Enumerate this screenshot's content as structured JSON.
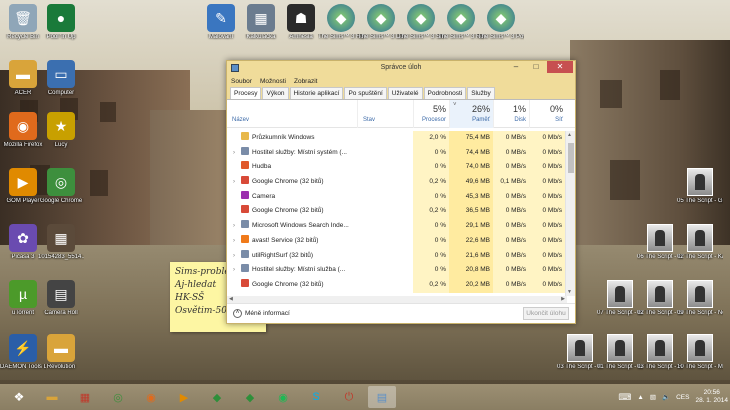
{
  "desktop_icons": [
    {
      "label": "Recycle Bin",
      "icon": "recycle-bin-icon"
    },
    {
      "label": "Pool 'in Up",
      "icon": "pool-game-icon"
    },
    {
      "label": "ACER",
      "icon": "folder-icon"
    },
    {
      "label": "Computer",
      "icon": "computer-icon"
    },
    {
      "label": "Mozilla Firefox",
      "icon": "firefox-icon"
    },
    {
      "label": "Lucy",
      "icon": "star-icon"
    },
    {
      "label": "GOM Player",
      "icon": "gom-player-icon"
    },
    {
      "label": "Google Chrome",
      "icon": "chrome-icon"
    },
    {
      "label": "Picasa 3",
      "icon": "picasa-icon"
    },
    {
      "label": "10154283_5514...",
      "icon": "photo-icon"
    },
    {
      "label": "uTorrent",
      "icon": "utorrent-icon"
    },
    {
      "label": "Camera Roll",
      "icon": "camera-roll-icon"
    },
    {
      "label": "DAEMON Tools Lite",
      "icon": "daemon-tools-icon"
    },
    {
      "label": "Revolution",
      "icon": "folder-icon"
    },
    {
      "label": "Malování",
      "icon": "paint-icon"
    },
    {
      "label": "Kalkulačka",
      "icon": "calculator-icon"
    },
    {
      "label": "Amnesia",
      "icon": "amnesia-icon"
    },
    {
      "label": "The Sims™ 3 Hodiny osudu",
      "icon": "sims-icon"
    },
    {
      "label": "The Sims™ 3 Domácí m...",
      "icon": "sims-icon"
    },
    {
      "label": "The Sims™ 3 Showtime",
      "icon": "sims-icon"
    },
    {
      "label": "The Sims™ 3 Roční období",
      "icon": "sims-icon"
    },
    {
      "label": "The Sims™ 3 Povolání snů",
      "icon": "sims-icon"
    }
  ],
  "right_icons": [
    {
      "label": "05 The Script - Glowing"
    },
    {
      "label": "06 The Script - Give The ..."
    },
    {
      "label": "02 The Script - Kaleidosc..."
    },
    {
      "label": "07 The Script - Broken A..."
    },
    {
      "label": "02 The Script - Six Degre..."
    },
    {
      "label": "09 The Script - No Words"
    },
    {
      "label": "03 The Script - If You Co..."
    },
    {
      "label": "01 The Script - Good Ol'..."
    },
    {
      "label": "03 The Script - Hall Of F..."
    },
    {
      "label": "10 The Script - Millionaires"
    }
  ],
  "sticky_note": {
    "lines": [
      "Sims-problem",
      "Aj-hledat",
      "HK-SŠ",
      "Osvětim-50Ø"
    ]
  },
  "task_manager": {
    "title": "Správce úloh",
    "menu": [
      "Soubor",
      "Možnosti",
      "Zobrazit"
    ],
    "tabs": [
      "Procesy",
      "Výkon",
      "Historie aplikací",
      "Po spuštění",
      "Uživatelé",
      "Podrobnosti",
      "Služby"
    ],
    "active_tab": "Procesy",
    "columns": {
      "name": "Název",
      "status": "Stav",
      "cpu": {
        "pct": "5%",
        "label": "Procesor"
      },
      "memory": {
        "pct": "26%",
        "label": "Paměť"
      },
      "disk": {
        "pct": "1%",
        "label": "Disk"
      },
      "network": {
        "pct": "0%",
        "label": "Síť"
      }
    },
    "processes": [
      {
        "name": "Průzkumník Windows",
        "expand": false,
        "icon": "explorer-icon",
        "color": "#e8b84a",
        "cpu": "2,0 %",
        "mem": "75,4 MB",
        "disk": "0 MB/s",
        "net": "0 Mb/s"
      },
      {
        "name": "Hostitel služby: Místní systém (...",
        "expand": true,
        "icon": "service-host-icon",
        "color": "#7a8ca8",
        "cpu": "0 %",
        "mem": "74,4 MB",
        "disk": "0 MB/s",
        "net": "0 Mb/s"
      },
      {
        "name": "Hudba",
        "expand": false,
        "icon": "music-icon",
        "color": "#e0582a",
        "cpu": "0 %",
        "mem": "74,0 MB",
        "disk": "0 MB/s",
        "net": "0 Mb/s"
      },
      {
        "name": "Google Chrome (32 bitů)",
        "expand": true,
        "icon": "chrome-icon",
        "color": "#d84a38",
        "cpu": "0,2 %",
        "mem": "49,6 MB",
        "disk": "0,1 MB/s",
        "net": "0 Mb/s"
      },
      {
        "name": "Camera",
        "expand": false,
        "icon": "camera-icon",
        "color": "#9b2fae",
        "cpu": "0 %",
        "mem": "45,3 MB",
        "disk": "0 MB/s",
        "net": "0 Mb/s"
      },
      {
        "name": "Google Chrome (32 bitů)",
        "expand": false,
        "icon": "chrome-icon",
        "color": "#d84a38",
        "cpu": "0,2 %",
        "mem": "36,5 MB",
        "disk": "0 MB/s",
        "net": "0 Mb/s"
      },
      {
        "name": "Microsoft Windows Search Inde...",
        "expand": true,
        "icon": "search-indexer-icon",
        "color": "#7a8ca8",
        "cpu": "0 %",
        "mem": "29,1 MB",
        "disk": "0 MB/s",
        "net": "0 Mb/s"
      },
      {
        "name": "avast! Service (32 bitů)",
        "expand": true,
        "icon": "avast-icon",
        "color": "#f07a1a",
        "cpu": "0 %",
        "mem": "22,6 MB",
        "disk": "0 MB/s",
        "net": "0 Mb/s"
      },
      {
        "name": "utilRightSurf (32 bitů)",
        "expand": true,
        "icon": "app-icon",
        "color": "#7a8ca8",
        "cpu": "0 %",
        "mem": "21,6 MB",
        "disk": "0 MB/s",
        "net": "0 Mb/s"
      },
      {
        "name": "Hostitel služby: Místní služba (...",
        "expand": true,
        "icon": "service-host-icon",
        "color": "#7a8ca8",
        "cpu": "0 %",
        "mem": "20,8 MB",
        "disk": "0 MB/s",
        "net": "0 Mb/s"
      },
      {
        "name": "Google Chrome (32 bitů)",
        "expand": false,
        "icon": "chrome-icon",
        "color": "#d84a38",
        "cpu": "0,2 %",
        "mem": "20,2 MB",
        "disk": "0 MB/s",
        "net": "0 Mb/s"
      }
    ],
    "fewer_details": "Méně informací",
    "end_task": "Ukončit úlohu"
  },
  "taskbar": {
    "items": [
      "file-explorer-icon",
      "apps-icon",
      "chrome-icon",
      "firefox-icon",
      "media-player-icon",
      "sims-icon",
      "sims-icon",
      "spotify-icon",
      "skype-icon",
      "power-icon",
      "task-manager-icon"
    ],
    "active_index": 10,
    "language": "CES",
    "time": "20:56",
    "date": "28. 1. 2014"
  }
}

=== EXERCISE AIM ===
Retype the data above exactly; pictures are not part of the copy.

=== FULL SOLUTION ===
Enumerate this screenshot's content as structured JSON.
{
  "desktop_icons": [
    {
      "label": "Recycle Bin",
      "icon": "recycle-bin-icon"
    },
    {
      "label": "Pool 'in Up",
      "icon": "pool-game-icon"
    },
    {
      "label": "ACER",
      "icon": "folder-icon"
    },
    {
      "label": "Computer",
      "icon": "computer-icon"
    },
    {
      "label": "Mozilla Firefox",
      "icon": "firefox-icon"
    },
    {
      "label": "Lucy",
      "icon": "star-icon"
    },
    {
      "label": "GOM Player",
      "icon": "gom-player-icon"
    },
    {
      "label": "Google Chrome",
      "icon": "chrome-icon"
    },
    {
      "label": "Picasa 3",
      "icon": "picasa-icon"
    },
    {
      "label": "10154283_5514...",
      "icon": "photo-icon"
    },
    {
      "label": "uTorrent",
      "icon": "utorrent-icon"
    },
    {
      "label": "Camera Roll",
      "icon": "camera-roll-icon"
    },
    {
      "label": "DAEMON Tools Lite",
      "icon": "daemon-tools-icon"
    },
    {
      "label": "Revolution",
      "icon": "folder-icon"
    },
    {
      "label": "Malování",
      "icon": "paint-icon"
    },
    {
      "label": "Kalkulačka",
      "icon": "calculator-icon"
    },
    {
      "label": "Amnesia",
      "icon": "amnesia-icon"
    },
    {
      "label": "The Sims™ 3 Hodiny osudu",
      "icon": "sims-icon"
    },
    {
      "label": "The Sims™ 3 Domácí m...",
      "icon": "sims-icon"
    },
    {
      "label": "The Sims™ 3 Showtime",
      "icon": "sims-icon"
    },
    {
      "label": "The Sims™ 3 Roční období",
      "icon": "sims-icon"
    },
    {
      "label": "The Sims™ 3 Povolání snů",
      "icon": "sims-icon"
    }
  ],
  "right_icons": [
    {
      "label": "05 The Script - Glowing"
    },
    {
      "label": "06 The Script - Give The ..."
    },
    {
      "label": "02 The Script - Kaleidosc..."
    },
    {
      "label": "07 The Script - Broken A..."
    },
    {
      "label": "02 The Script - Six Degre..."
    },
    {
      "label": "09 The Script - No Words"
    },
    {
      "label": "03 The Script - If You Co..."
    },
    {
      "label": "01 The Script - Good Ol'..."
    },
    {
      "label": "03 The Script - Hall Of F..."
    },
    {
      "label": "10 The Script - Millionaires"
    }
  ],
  "sticky_note": {
    "lines": [
      "Sims-problem",
      "Aj-hledat",
      "HK-SŠ",
      "Osvětim-50Ø"
    ]
  },
  "task_manager": {
    "title": "Správce úloh",
    "menu": [
      "Soubor",
      "Možnosti",
      "Zobrazit"
    ],
    "tabs": [
      "Procesy",
      "Výkon",
      "Historie aplikací",
      "Po spuštění",
      "Uživatelé",
      "Podrobnosti",
      "Služby"
    ],
    "active_tab": "Procesy",
    "columns": {
      "name": "Název",
      "status": "Stav",
      "cpu": {
        "pct": "5%",
        "label": "Procesor"
      },
      "memory": {
        "pct": "26%",
        "label": "Paměť"
      },
      "disk": {
        "pct": "1%",
        "label": "Disk"
      },
      "network": {
        "pct": "0%",
        "label": "Síť"
      }
    },
    "processes": [
      {
        "name": "Průzkumník Windows",
        "expand": false,
        "icon": "explorer-icon",
        "color": "#e8b84a",
        "cpu": "2,0 %",
        "mem": "75,4 MB",
        "disk": "0 MB/s",
        "net": "0 Mb/s"
      },
      {
        "name": "Hostitel služby: Místní systém (...",
        "expand": true,
        "icon": "service-host-icon",
        "color": "#7a8ca8",
        "cpu": "0 %",
        "mem": "74,4 MB",
        "disk": "0 MB/s",
        "net": "0 Mb/s"
      },
      {
        "name": "Hudba",
        "expand": false,
        "icon": "music-icon",
        "color": "#e0582a",
        "cpu": "0 %",
        "mem": "74,0 MB",
        "disk": "0 MB/s",
        "net": "0 Mb/s"
      },
      {
        "name": "Google Chrome (32 bitů)",
        "expand": true,
        "icon": "chrome-icon",
        "color": "#d84a38",
        "cpu": "0,2 %",
        "mem": "49,6 MB",
        "disk": "0,1 MB/s",
        "net": "0 Mb/s"
      },
      {
        "name": "Camera",
        "expand": false,
        "icon": "camera-icon",
        "color": "#9b2fae",
        "cpu": "0 %",
        "mem": "45,3 MB",
        "disk": "0 MB/s",
        "net": "0 Mb/s"
      },
      {
        "name": "Google Chrome (32 bitů)",
        "expand": false,
        "icon": "chrome-icon",
        "color": "#d84a38",
        "cpu": "0,2 %",
        "mem": "36,5 MB",
        "disk": "0 MB/s",
        "net": "0 Mb/s"
      },
      {
        "name": "Microsoft Windows Search Inde...",
        "expand": true,
        "icon": "search-indexer-icon",
        "color": "#7a8ca8",
        "cpu": "0 %",
        "mem": "29,1 MB",
        "disk": "0 MB/s",
        "net": "0 Mb/s"
      },
      {
        "name": "avast! Service (32 bitů)",
        "expand": true,
        "icon": "avast-icon",
        "color": "#f07a1a",
        "cpu": "0 %",
        "mem": "22,6 MB",
        "disk": "0 MB/s",
        "net": "0 Mb/s"
      },
      {
        "name": "utilRightSurf (32 bitů)",
        "expand": true,
        "icon": "app-icon",
        "color": "#7a8ca8",
        "cpu": "0 %",
        "mem": "21,6 MB",
        "disk": "0 MB/s",
        "net": "0 Mb/s"
      },
      {
        "name": "Hostitel služby: Místní služba (...",
        "expand": true,
        "icon": "service-host-icon",
        "color": "#7a8ca8",
        "cpu": "0 %",
        "mem": "20,8 MB",
        "disk": "0 MB/s",
        "net": "0 Mb/s"
      },
      {
        "name": "Google Chrome (32 bitů)",
        "expand": false,
        "icon": "chrome-icon",
        "color": "#d84a38",
        "cpu": "0,2 %",
        "mem": "20,2 MB",
        "disk": "0 MB/s",
        "net": "0 Mb/s"
      }
    ],
    "fewer_details": "Méně informací",
    "end_task": "Ukončit úlohu"
  },
  "taskbar": {
    "items": [
      "file-explorer-icon",
      "apps-icon",
      "chrome-icon",
      "firefox-icon",
      "media-player-icon",
      "sims-icon",
      "sims-icon",
      "spotify-icon",
      "skype-icon",
      "power-icon",
      "task-manager-icon"
    ],
    "active_index": 10,
    "language": "CES",
    "time": "20:56",
    "date": "28. 1. 2014"
  }
}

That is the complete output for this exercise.